■ MATERIAL FOR THIS TASK
------------------------------

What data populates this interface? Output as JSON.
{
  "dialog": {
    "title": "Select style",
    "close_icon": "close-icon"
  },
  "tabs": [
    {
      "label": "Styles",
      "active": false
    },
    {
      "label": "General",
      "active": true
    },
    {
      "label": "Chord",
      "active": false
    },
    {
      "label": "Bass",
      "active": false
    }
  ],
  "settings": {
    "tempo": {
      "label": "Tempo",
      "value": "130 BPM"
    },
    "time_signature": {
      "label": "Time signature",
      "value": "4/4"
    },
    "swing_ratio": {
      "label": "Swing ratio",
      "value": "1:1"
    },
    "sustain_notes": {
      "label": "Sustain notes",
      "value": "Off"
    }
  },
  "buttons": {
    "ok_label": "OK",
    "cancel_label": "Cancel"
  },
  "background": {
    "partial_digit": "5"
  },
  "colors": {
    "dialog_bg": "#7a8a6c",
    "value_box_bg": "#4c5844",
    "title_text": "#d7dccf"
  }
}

------------------------------

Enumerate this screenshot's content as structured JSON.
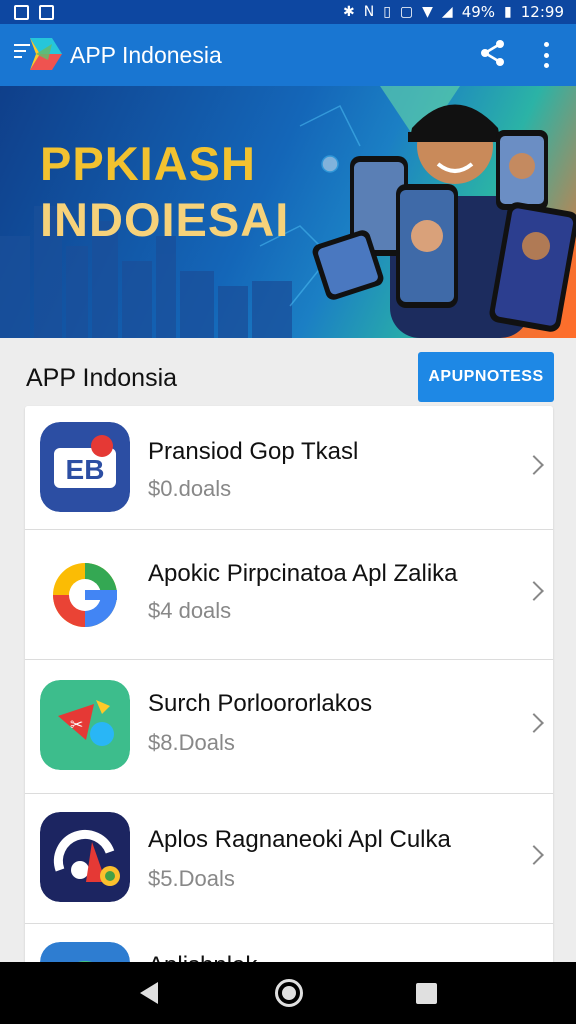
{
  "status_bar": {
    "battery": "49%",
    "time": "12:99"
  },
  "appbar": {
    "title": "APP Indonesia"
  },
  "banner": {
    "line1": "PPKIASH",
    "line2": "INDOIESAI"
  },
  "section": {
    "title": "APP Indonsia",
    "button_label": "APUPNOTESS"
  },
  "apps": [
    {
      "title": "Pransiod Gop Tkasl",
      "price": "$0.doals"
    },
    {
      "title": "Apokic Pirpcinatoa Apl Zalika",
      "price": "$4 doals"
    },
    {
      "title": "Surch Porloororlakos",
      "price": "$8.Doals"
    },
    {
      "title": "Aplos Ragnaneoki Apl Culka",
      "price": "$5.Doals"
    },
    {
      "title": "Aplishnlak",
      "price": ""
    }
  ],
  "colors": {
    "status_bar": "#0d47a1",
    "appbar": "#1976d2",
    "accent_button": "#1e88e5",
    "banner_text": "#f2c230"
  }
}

------------------------------

■ WHAT YOU ARE ASKED TO DO
Return solely the number of lines in the data that include the word "price".

■ TASK ANSWER
5